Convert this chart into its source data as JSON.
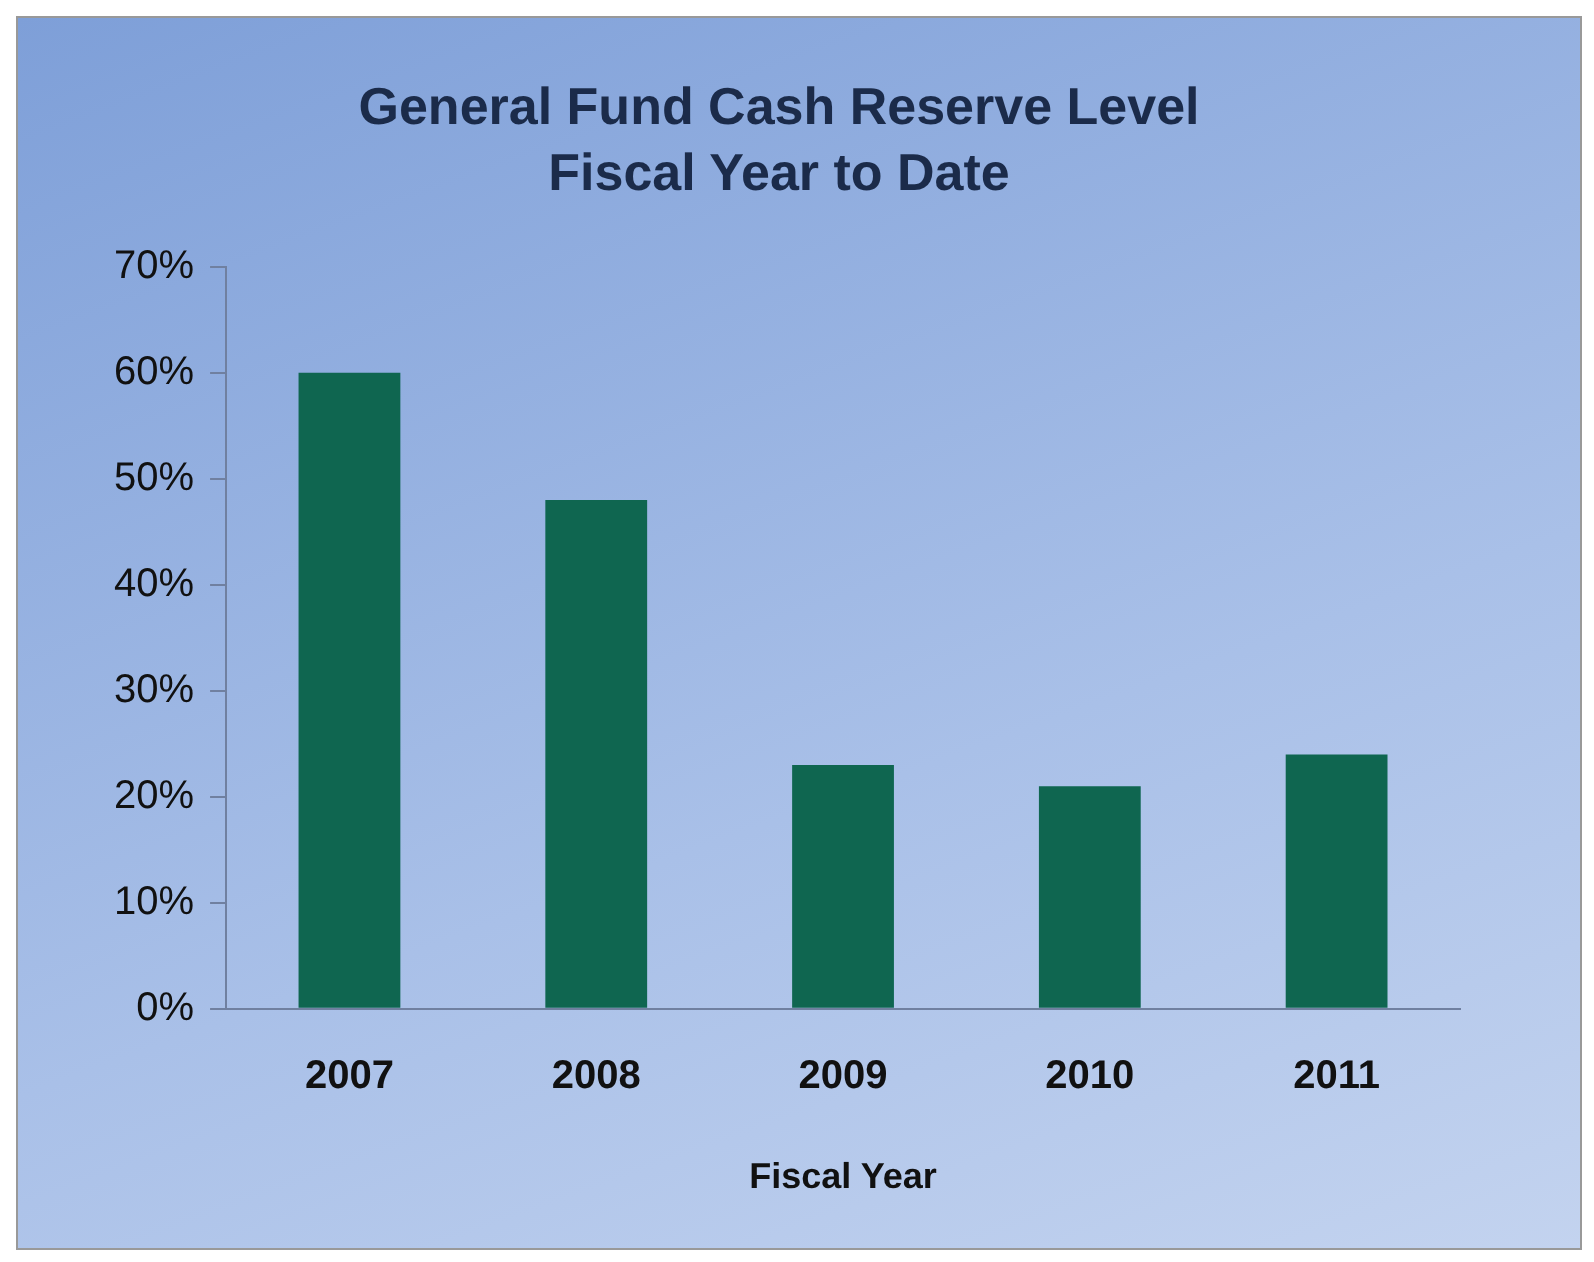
{
  "chart_data": {
    "type": "bar",
    "title": "General Fund Cash Reserve Level",
    "subtitle": "Fiscal Year to Date",
    "xlabel": "Fiscal Year",
    "categories": [
      "2007",
      "2008",
      "2009",
      "2010",
      "2011"
    ],
    "values": [
      60,
      48,
      23,
      21,
      24
    ],
    "color": "#0f6650",
    "ylim": [
      0,
      70
    ],
    "yticks": [
      {
        "value": 0,
        "label": "0%"
      },
      {
        "value": 10,
        "label": "10%"
      },
      {
        "value": 20,
        "label": "20%"
      },
      {
        "value": 30,
        "label": "30%"
      },
      {
        "value": 40,
        "label": "40%"
      },
      {
        "value": 50,
        "label": "50%"
      },
      {
        "value": 60,
        "label": "60%"
      },
      {
        "value": 70,
        "label": "70%"
      }
    ],
    "grid": false,
    "legend": false
  }
}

══════════════════════════════

» WHAT IS REQUIRED
Every entry must be reproduced exactly, with the images left out.

» RESPONSE TO THIS TASK
Convert this chart into its source data as JSON.
{
  "chart_data": {
    "type": "bar",
    "title": "General Fund Cash Reserve Level",
    "subtitle": "Fiscal Year to Date",
    "xlabel": "Fiscal Year",
    "categories": [
      "2007",
      "2008",
      "2009",
      "2010",
      "2011"
    ],
    "values": [
      60,
      48,
      23,
      21,
      24
    ],
    "color": "#0f6650",
    "ylim": [
      0,
      70
    ],
    "yticks": [
      {
        "value": 0,
        "label": "0%"
      },
      {
        "value": 10,
        "label": "10%"
      },
      {
        "value": 20,
        "label": "20%"
      },
      {
        "value": 30,
        "label": "30%"
      },
      {
        "value": 40,
        "label": "40%"
      },
      {
        "value": 50,
        "label": "50%"
      },
      {
        "value": 60,
        "label": "60%"
      },
      {
        "value": 70,
        "label": "70%"
      }
    ],
    "grid": false,
    "legend": false
  }
}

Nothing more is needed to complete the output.